RAW RECORDS:

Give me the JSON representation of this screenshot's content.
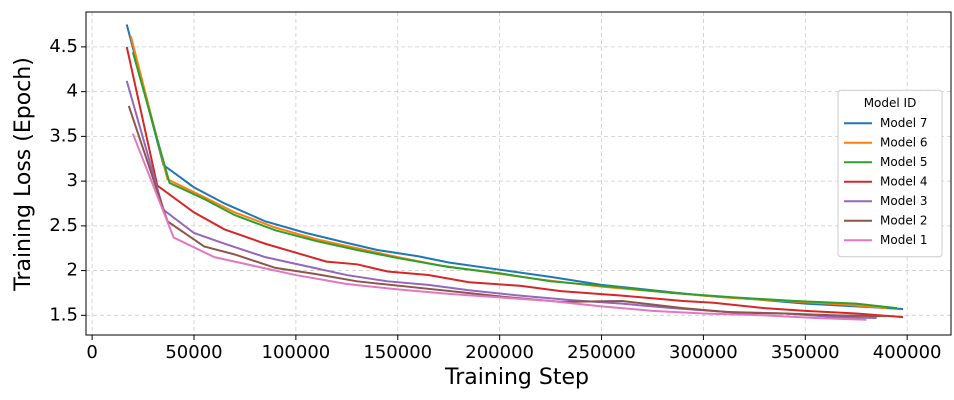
{
  "chart_data": {
    "type": "line",
    "xlabel": "Training Step",
    "ylabel": "Training Loss (Epoch)",
    "xlim": [
      -3000,
      422000
    ],
    "xticks": [
      0,
      50000,
      100000,
      150000,
      200000,
      250000,
      300000,
      350000,
      400000
    ],
    "ylim": [
      1.28,
      4.89
    ],
    "yticks": [
      1.5,
      2.0,
      2.5,
      3.0,
      3.5,
      4.0,
      4.5
    ],
    "grid": true,
    "legend_title": "Model ID",
    "legend_position": "center right",
    "series": [
      {
        "name": "Model 7",
        "color": "#1f77b4",
        "x": [
          17000,
          35000,
          50000,
          65000,
          85000,
          105000,
          125000,
          140000,
          160000,
          175000,
          200000,
          225000,
          250000,
          275000,
          300000,
          325000,
          350000,
          375000,
          398000
        ],
        "values": [
          4.75,
          3.18,
          2.93,
          2.75,
          2.55,
          2.42,
          2.31,
          2.23,
          2.16,
          2.09,
          2.01,
          1.93,
          1.84,
          1.78,
          1.72,
          1.68,
          1.63,
          1.6,
          1.57
        ]
      },
      {
        "name": "Model 6",
        "color": "#ff7f0e",
        "x": [
          19000,
          37000,
          55000,
          70000,
          90000,
          110000,
          130000,
          150000,
          170000,
          195000,
          220000,
          250000,
          280000,
          310000,
          340000,
          370000,
          390000
        ],
        "values": [
          4.62,
          3.02,
          2.82,
          2.65,
          2.48,
          2.35,
          2.25,
          2.15,
          2.06,
          1.98,
          1.9,
          1.82,
          1.76,
          1.7,
          1.66,
          1.62,
          1.58
        ]
      },
      {
        "name": "Model 5",
        "color": "#2ca02c",
        "x": [
          20000,
          38000,
          55000,
          70000,
          90000,
          110000,
          130000,
          150000,
          175000,
          200000,
          225000,
          255000,
          285000,
          315000,
          345000,
          375000,
          395000
        ],
        "values": [
          4.44,
          2.98,
          2.8,
          2.62,
          2.45,
          2.33,
          2.23,
          2.14,
          2.04,
          1.97,
          1.88,
          1.82,
          1.75,
          1.7,
          1.66,
          1.63,
          1.58
        ]
      },
      {
        "name": "Model 4",
        "color": "#d62728",
        "x": [
          17000,
          32000,
          50000,
          65000,
          85000,
          100000,
          115000,
          130000,
          145000,
          165000,
          185000,
          210000,
          230000,
          260000,
          290000,
          305000,
          330000,
          350000,
          375000,
          398000
        ],
        "values": [
          4.5,
          2.95,
          2.65,
          2.46,
          2.3,
          2.2,
          2.1,
          2.07,
          1.99,
          1.95,
          1.87,
          1.83,
          1.77,
          1.72,
          1.66,
          1.64,
          1.58,
          1.55,
          1.52,
          1.48
        ]
      },
      {
        "name": "Model 3",
        "color": "#9467bd",
        "x": [
          17000,
          35000,
          50000,
          65000,
          85000,
          105000,
          125000,
          145000,
          165000,
          185000,
          210000,
          235000,
          260000,
          285000,
          310000,
          340000,
          365000,
          385000
        ],
        "values": [
          4.12,
          2.68,
          2.42,
          2.3,
          2.15,
          2.05,
          1.95,
          1.88,
          1.84,
          1.78,
          1.72,
          1.67,
          1.63,
          1.58,
          1.54,
          1.52,
          1.48,
          1.47
        ]
      },
      {
        "name": "Model 2",
        "color": "#8c564b",
        "x": [
          18000,
          37000,
          55000,
          70000,
          90000,
          110000,
          130000,
          155000,
          180000,
          205000,
          230000,
          260000,
          290000,
          315000,
          340000,
          365000,
          390000
        ],
        "values": [
          3.84,
          2.55,
          2.27,
          2.18,
          2.03,
          1.96,
          1.88,
          1.82,
          1.76,
          1.7,
          1.65,
          1.66,
          1.58,
          1.53,
          1.52,
          1.5,
          1.49
        ]
      },
      {
        "name": "Model 1",
        "color": "#e377c2",
        "x": [
          20000,
          40000,
          60000,
          80000,
          100000,
          125000,
          150000,
          175000,
          200000,
          225000,
          250000,
          275000,
          300000,
          330000,
          355000,
          380000
        ],
        "values": [
          3.53,
          2.37,
          2.15,
          2.05,
          1.95,
          1.85,
          1.79,
          1.74,
          1.7,
          1.66,
          1.6,
          1.55,
          1.52,
          1.5,
          1.47,
          1.45
        ]
      }
    ]
  }
}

EXERCISE DIRECTIONS: Transcribe the material exactly, leaving every picture out.

THE RESULT:
Give me the JSON representation of this screenshot's content.
{
  "chart_data": {
    "type": "line",
    "xlabel": "Training Step",
    "ylabel": "Training Loss (Epoch)",
    "xlim": [
      -3000,
      422000
    ],
    "xticks": [
      0,
      50000,
      100000,
      150000,
      200000,
      250000,
      300000,
      350000,
      400000
    ],
    "ylim": [
      1.28,
      4.89
    ],
    "yticks": [
      1.5,
      2.0,
      2.5,
      3.0,
      3.5,
      4.0,
      4.5
    ],
    "grid": true,
    "legend_title": "Model ID",
    "legend_position": "center right",
    "series": [
      {
        "name": "Model 7",
        "color": "#1f77b4",
        "x": [
          17000,
          35000,
          50000,
          65000,
          85000,
          105000,
          125000,
          140000,
          160000,
          175000,
          200000,
          225000,
          250000,
          275000,
          300000,
          325000,
          350000,
          375000,
          398000
        ],
        "values": [
          4.75,
          3.18,
          2.93,
          2.75,
          2.55,
          2.42,
          2.31,
          2.23,
          2.16,
          2.09,
          2.01,
          1.93,
          1.84,
          1.78,
          1.72,
          1.68,
          1.63,
          1.6,
          1.57
        ]
      },
      {
        "name": "Model 6",
        "color": "#ff7f0e",
        "x": [
          19000,
          37000,
          55000,
          70000,
          90000,
          110000,
          130000,
          150000,
          170000,
          195000,
          220000,
          250000,
          280000,
          310000,
          340000,
          370000,
          390000
        ],
        "values": [
          4.62,
          3.02,
          2.82,
          2.65,
          2.48,
          2.35,
          2.25,
          2.15,
          2.06,
          1.98,
          1.9,
          1.82,
          1.76,
          1.7,
          1.66,
          1.62,
          1.58
        ]
      },
      {
        "name": "Model 5",
        "color": "#2ca02c",
        "x": [
          20000,
          38000,
          55000,
          70000,
          90000,
          110000,
          130000,
          150000,
          175000,
          200000,
          225000,
          255000,
          285000,
          315000,
          345000,
          375000,
          395000
        ],
        "values": [
          4.44,
          2.98,
          2.8,
          2.62,
          2.45,
          2.33,
          2.23,
          2.14,
          2.04,
          1.97,
          1.88,
          1.82,
          1.75,
          1.7,
          1.66,
          1.63,
          1.58
        ]
      },
      {
        "name": "Model 4",
        "color": "#d62728",
        "x": [
          17000,
          32000,
          50000,
          65000,
          85000,
          100000,
          115000,
          130000,
          145000,
          165000,
          185000,
          210000,
          230000,
          260000,
          290000,
          305000,
          330000,
          350000,
          375000,
          398000
        ],
        "values": [
          4.5,
          2.95,
          2.65,
          2.46,
          2.3,
          2.2,
          2.1,
          2.07,
          1.99,
          1.95,
          1.87,
          1.83,
          1.77,
          1.72,
          1.66,
          1.64,
          1.58,
          1.55,
          1.52,
          1.48
        ]
      },
      {
        "name": "Model 3",
        "color": "#9467bd",
        "x": [
          17000,
          35000,
          50000,
          65000,
          85000,
          105000,
          125000,
          145000,
          165000,
          185000,
          210000,
          235000,
          260000,
          285000,
          310000,
          340000,
          365000,
          385000
        ],
        "values": [
          4.12,
          2.68,
          2.42,
          2.3,
          2.15,
          2.05,
          1.95,
          1.88,
          1.84,
          1.78,
          1.72,
          1.67,
          1.63,
          1.58,
          1.54,
          1.52,
          1.48,
          1.47
        ]
      },
      {
        "name": "Model 2",
        "color": "#8c564b",
        "x": [
          18000,
          37000,
          55000,
          70000,
          90000,
          110000,
          130000,
          155000,
          180000,
          205000,
          230000,
          260000,
          290000,
          315000,
          340000,
          365000,
          390000
        ],
        "values": [
          3.84,
          2.55,
          2.27,
          2.18,
          2.03,
          1.96,
          1.88,
          1.82,
          1.76,
          1.7,
          1.65,
          1.66,
          1.58,
          1.53,
          1.52,
          1.5,
          1.49
        ]
      },
      {
        "name": "Model 1",
        "color": "#e377c2",
        "x": [
          20000,
          40000,
          60000,
          80000,
          100000,
          125000,
          150000,
          175000,
          200000,
          225000,
          250000,
          275000,
          300000,
          330000,
          355000,
          380000
        ],
        "values": [
          3.53,
          2.37,
          2.15,
          2.05,
          1.95,
          1.85,
          1.79,
          1.74,
          1.7,
          1.66,
          1.6,
          1.55,
          1.52,
          1.5,
          1.47,
          1.45
        ]
      }
    ]
  }
}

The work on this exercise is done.